## Start
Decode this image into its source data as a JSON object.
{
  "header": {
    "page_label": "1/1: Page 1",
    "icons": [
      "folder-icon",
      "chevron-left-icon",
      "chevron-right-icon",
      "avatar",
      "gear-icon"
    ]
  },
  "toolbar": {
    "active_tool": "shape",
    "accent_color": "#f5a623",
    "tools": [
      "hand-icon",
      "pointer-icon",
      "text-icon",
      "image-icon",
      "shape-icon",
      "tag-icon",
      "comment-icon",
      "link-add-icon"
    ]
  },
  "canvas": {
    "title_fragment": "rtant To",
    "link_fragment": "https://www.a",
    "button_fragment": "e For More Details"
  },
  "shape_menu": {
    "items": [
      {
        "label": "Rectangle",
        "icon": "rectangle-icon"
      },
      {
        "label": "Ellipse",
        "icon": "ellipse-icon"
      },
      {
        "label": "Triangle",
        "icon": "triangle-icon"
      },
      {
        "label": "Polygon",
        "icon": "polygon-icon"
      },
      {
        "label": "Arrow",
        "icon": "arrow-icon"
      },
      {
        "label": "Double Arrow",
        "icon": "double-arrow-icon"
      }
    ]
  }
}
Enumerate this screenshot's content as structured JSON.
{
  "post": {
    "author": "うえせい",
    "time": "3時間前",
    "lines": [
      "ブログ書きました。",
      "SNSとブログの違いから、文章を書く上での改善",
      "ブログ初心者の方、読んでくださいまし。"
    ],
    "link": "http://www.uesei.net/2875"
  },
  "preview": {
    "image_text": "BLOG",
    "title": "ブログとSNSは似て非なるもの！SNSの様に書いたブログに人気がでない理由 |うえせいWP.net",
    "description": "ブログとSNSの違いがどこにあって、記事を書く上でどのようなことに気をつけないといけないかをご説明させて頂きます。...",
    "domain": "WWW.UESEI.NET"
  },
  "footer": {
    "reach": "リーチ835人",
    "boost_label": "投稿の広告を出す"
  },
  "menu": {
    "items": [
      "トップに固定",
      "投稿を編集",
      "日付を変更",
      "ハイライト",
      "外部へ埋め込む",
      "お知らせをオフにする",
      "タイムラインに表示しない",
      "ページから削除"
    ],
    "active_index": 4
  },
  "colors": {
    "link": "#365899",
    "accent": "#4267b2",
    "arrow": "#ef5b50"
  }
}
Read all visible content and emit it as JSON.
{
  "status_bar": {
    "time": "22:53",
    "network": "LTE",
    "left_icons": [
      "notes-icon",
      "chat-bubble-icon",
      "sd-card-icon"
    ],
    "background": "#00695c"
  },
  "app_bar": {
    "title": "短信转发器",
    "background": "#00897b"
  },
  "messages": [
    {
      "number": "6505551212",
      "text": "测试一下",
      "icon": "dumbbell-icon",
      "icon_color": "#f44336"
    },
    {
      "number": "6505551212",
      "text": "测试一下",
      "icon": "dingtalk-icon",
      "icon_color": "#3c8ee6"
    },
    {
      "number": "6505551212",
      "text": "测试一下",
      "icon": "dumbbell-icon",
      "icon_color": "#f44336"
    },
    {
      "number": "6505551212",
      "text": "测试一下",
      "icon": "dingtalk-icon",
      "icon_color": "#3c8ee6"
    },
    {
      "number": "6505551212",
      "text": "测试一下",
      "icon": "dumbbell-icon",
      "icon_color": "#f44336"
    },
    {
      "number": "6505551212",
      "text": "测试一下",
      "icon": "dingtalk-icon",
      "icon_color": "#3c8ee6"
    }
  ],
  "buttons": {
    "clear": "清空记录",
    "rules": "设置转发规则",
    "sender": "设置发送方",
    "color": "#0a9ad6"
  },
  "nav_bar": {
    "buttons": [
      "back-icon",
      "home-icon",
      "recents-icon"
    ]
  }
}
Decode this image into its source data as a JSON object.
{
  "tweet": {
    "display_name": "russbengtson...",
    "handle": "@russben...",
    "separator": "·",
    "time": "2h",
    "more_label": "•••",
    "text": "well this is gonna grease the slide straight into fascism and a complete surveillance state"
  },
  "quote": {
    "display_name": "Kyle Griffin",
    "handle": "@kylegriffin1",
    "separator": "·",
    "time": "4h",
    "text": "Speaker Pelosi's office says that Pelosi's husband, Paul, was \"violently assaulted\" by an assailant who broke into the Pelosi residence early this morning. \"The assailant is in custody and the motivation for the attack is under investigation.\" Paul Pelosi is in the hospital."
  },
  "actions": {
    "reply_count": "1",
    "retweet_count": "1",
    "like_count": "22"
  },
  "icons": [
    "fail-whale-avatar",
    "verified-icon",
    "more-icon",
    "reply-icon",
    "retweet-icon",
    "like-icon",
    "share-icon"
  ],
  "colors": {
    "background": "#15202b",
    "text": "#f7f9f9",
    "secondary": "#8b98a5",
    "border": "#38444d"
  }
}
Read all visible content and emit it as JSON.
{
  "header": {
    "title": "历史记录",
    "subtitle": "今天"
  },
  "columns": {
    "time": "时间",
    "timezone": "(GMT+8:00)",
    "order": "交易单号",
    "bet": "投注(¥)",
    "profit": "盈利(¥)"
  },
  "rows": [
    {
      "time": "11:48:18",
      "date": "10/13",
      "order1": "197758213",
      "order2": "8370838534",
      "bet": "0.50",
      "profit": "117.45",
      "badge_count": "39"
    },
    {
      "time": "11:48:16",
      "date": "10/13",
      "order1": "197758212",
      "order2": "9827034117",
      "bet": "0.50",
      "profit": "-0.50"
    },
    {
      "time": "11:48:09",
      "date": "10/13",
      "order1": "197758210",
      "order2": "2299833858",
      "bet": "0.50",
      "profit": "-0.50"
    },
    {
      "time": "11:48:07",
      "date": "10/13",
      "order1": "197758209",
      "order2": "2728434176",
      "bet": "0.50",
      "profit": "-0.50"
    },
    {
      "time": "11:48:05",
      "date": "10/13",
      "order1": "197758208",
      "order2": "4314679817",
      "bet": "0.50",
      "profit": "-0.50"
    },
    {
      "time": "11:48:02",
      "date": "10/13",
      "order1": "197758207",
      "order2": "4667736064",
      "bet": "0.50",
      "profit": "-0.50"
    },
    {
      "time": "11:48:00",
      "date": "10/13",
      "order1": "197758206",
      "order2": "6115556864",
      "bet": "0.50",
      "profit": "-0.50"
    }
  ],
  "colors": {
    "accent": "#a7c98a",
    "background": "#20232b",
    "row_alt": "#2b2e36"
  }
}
## End
**Exercise goal:**
Repeat back the data above, exact to the last character.

**Answer for the task:**
Decode this image into its source data as a JSON object.
{
  "header": {
    "page_label": "1/1: Page 1",
    "icons": [
      "folder-icon",
      "chevron-left-icon",
      "chevron-right-icon",
      "avatar",
      "gear-icon"
    ]
  },
  "toolbar": {
    "active_tool": "shape",
    "accent_color": "#f5a623",
    "tools": [
      "hand-icon",
      "pointer-icon",
      "text-icon",
      "image-icon",
      "shape-icon",
      "tag-icon",
      "comment-icon",
      "link-add-icon"
    ]
  },
  "canvas": {
    "title_fragment": "rtant To",
    "link_fragment": "https://www.a",
    "button_fragment": "e For More Details"
  },
  "shape_menu": {
    "items": [
      {
        "label": "Rectangle",
        "icon": "rectangle-icon"
      },
      {
        "label": "Ellipse",
        "icon": "ellipse-icon"
      },
      {
        "label": "Triangle",
        "icon": "triangle-icon"
      },
      {
        "label": "Polygon",
        "icon": "polygon-icon"
      },
      {
        "label": "Arrow",
        "icon": "arrow-icon"
      },
      {
        "label": "Double Arrow",
        "icon": "double-arrow-icon"
      }
    ]
  }
}
Enumerate this screenshot's content as structured JSON.
{
  "post": {
    "author": "うえせい",
    "time": "3時間前",
    "lines": [
      "ブログ書きました。",
      "SNSとブログの違いから、文章を書く上での改善",
      "ブログ初心者の方、読んでくださいまし。"
    ],
    "link": "http://www.uesei.net/2875"
  },
  "preview": {
    "image_text": "BLOG",
    "title": "ブログとSNSは似て非なるもの！SNSの様に書いたブログに人気がでない理由 |うえせいWP.net",
    "description": "ブログとSNSの違いがどこにあって、記事を書く上でどのようなことに気をつけないといけないかをご説明させて頂きます。...",
    "domain": "WWW.UESEI.NET"
  },
  "footer": {
    "reach": "リーチ835人",
    "boost_label": "投稿の広告を出す"
  },
  "menu": {
    "items": [
      "トップに固定",
      "投稿を編集",
      "日付を変更",
      "ハイライト",
      "外部へ埋め込む",
      "お知らせをオフにする",
      "タイムラインに表示しない",
      "ページから削除"
    ],
    "active_index": 4
  },
  "colors": {
    "link": "#365899",
    "accent": "#4267b2",
    "arrow": "#ef5b50"
  }
}
Read all visible content and emit it as JSON.
{
  "status_bar": {
    "time": "22:53",
    "network": "LTE",
    "left_icons": [
      "notes-icon",
      "chat-bubble-icon",
      "sd-card-icon"
    ],
    "background": "#00695c"
  },
  "app_bar": {
    "title": "短信转发器",
    "background": "#00897b"
  },
  "messages": [
    {
      "number": "6505551212",
      "text": "测试一下",
      "icon": "dumbbell-icon",
      "icon_color": "#f44336"
    },
    {
      "number": "6505551212",
      "text": "测试一下",
      "icon": "dingtalk-icon",
      "icon_color": "#3c8ee6"
    },
    {
      "number": "6505551212",
      "text": "测试一下",
      "icon": "dumbbell-icon",
      "icon_color": "#f44336"
    },
    {
      "number": "6505551212",
      "text": "测试一下",
      "icon": "dingtalk-icon",
      "icon_color": "#3c8ee6"
    },
    {
      "number": "6505551212",
      "text": "测试一下",
      "icon": "dumbbell-icon",
      "icon_color": "#f44336"
    },
    {
      "number": "6505551212",
      "text": "测试一下",
      "icon": "dingtalk-icon",
      "icon_color": "#3c8ee6"
    }
  ],
  "buttons": {
    "clear": "清空记录",
    "rules": "设置转发规则",
    "sender": "设置发送方",
    "color": "#0a9ad6"
  },
  "nav_bar": {
    "buttons": [
      "back-icon",
      "home-icon",
      "recents-icon"
    ]
  }
}
Decode this image into its source data as a JSON object.
{
  "tweet": {
    "display_name": "russbengtson...",
    "handle": "@russben...",
    "separator": "·",
    "time": "2h",
    "more_label": "•••",
    "text": "well this is gonna grease the slide straight into fascism and a complete surveillance state"
  },
  "quote": {
    "display_name": "Kyle Griffin",
    "handle": "@kylegriffin1",
    "separator": "·",
    "time": "4h",
    "text": "Speaker Pelosi's office says that Pelosi's husband, Paul, was \"violently assaulted\" by an assailant who broke into the Pelosi residence early this morning. \"The assailant is in custody and the motivation for the attack is under investigation.\" Paul Pelosi is in the hospital."
  },
  "actions": {
    "reply_count": "1",
    "retweet_count": "1",
    "like_count": "22"
  },
  "icons": [
    "fail-whale-avatar",
    "verified-icon",
    "more-icon",
    "reply-icon",
    "retweet-icon",
    "like-icon",
    "share-icon"
  ],
  "colors": {
    "background": "#15202b",
    "text": "#f7f9f9",
    "secondary": "#8b98a5",
    "border": "#38444d"
  }
}
Read all visible content and emit it as JSON.
{
  "header": {
    "title": "历史记录",
    "subtitle": "今天"
  },
  "columns": {
    "time": "时间",
    "timezone": "(GMT+8:00)",
    "order": "交易单号",
    "bet": "投注(¥)",
    "profit": "盈利(¥)"
  },
  "rows": [
    {
      "time": "11:48:18",
      "date": "10/13",
      "order1": "197758213",
      "order2": "8370838534",
      "bet": "0.50",
      "profit": "117.45",
      "badge_count": "39"
    },
    {
      "time": "11:48:16",
      "date": "10/13",
      "order1": "197758212",
      "order2": "9827034117",
      "bet": "0.50",
      "profit": "-0.50"
    },
    {
      "time": "11:48:09",
      "date": "10/13",
      "order1": "197758210",
      "order2": "2299833858",
      "bet": "0.50",
      "profit": "-0.50"
    },
    {
      "time": "11:48:07",
      "date": "10/13",
      "order1": "197758209",
      "order2": "2728434176",
      "bet": "0.50",
      "profit": "-0.50"
    },
    {
      "time": "11:48:05",
      "date": "10/13",
      "order1": "197758208",
      "order2": "4314679817",
      "bet": "0.50",
      "profit": "-0.50"
    },
    {
      "time": "11:48:02",
      "date": "10/13",
      "order1": "197758207",
      "order2": "4667736064",
      "bet": "0.50",
      "profit": "-0.50"
    },
    {
      "time": "11:48:00",
      "date": "10/13",
      "order1": "197758206",
      "order2": "6115556864",
      "bet": "0.50",
      "profit": "-0.50"
    }
  ],
  "colors": {
    "accent": "#a7c98a",
    "background": "#20232b",
    "row_alt": "#2b2e36"
  }
}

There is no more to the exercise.